Stored records:
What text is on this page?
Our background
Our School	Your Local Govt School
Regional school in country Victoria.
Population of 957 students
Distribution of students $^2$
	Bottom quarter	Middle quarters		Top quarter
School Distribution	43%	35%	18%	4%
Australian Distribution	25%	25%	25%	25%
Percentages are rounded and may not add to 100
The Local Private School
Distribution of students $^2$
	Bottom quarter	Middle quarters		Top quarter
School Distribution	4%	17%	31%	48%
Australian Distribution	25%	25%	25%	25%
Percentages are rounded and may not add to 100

## Your task
Faithfully copy every entry, leaving nothing out.

## The reply
What text is on this page?
Our background
Our School	Your Local Govt School
Regional school in country Victoria.
Population of 957 students
Distribution of students $^2$
	Bottom quarter	Middle quarters		Top quarter
School Distribution	43%	35%	18%	4%
Australian Distribution	25%	25%	25%	25%
Percentages are rounded and may not add to 100
The Local Private School
Distribution of students $^2$
	Bottom quarter	Middle quarters		Top quarter
School Distribution	4%	17%	31%	48%
Australian Distribution	25%	25%	25%	25%
Percentages are rounded and may not add to 100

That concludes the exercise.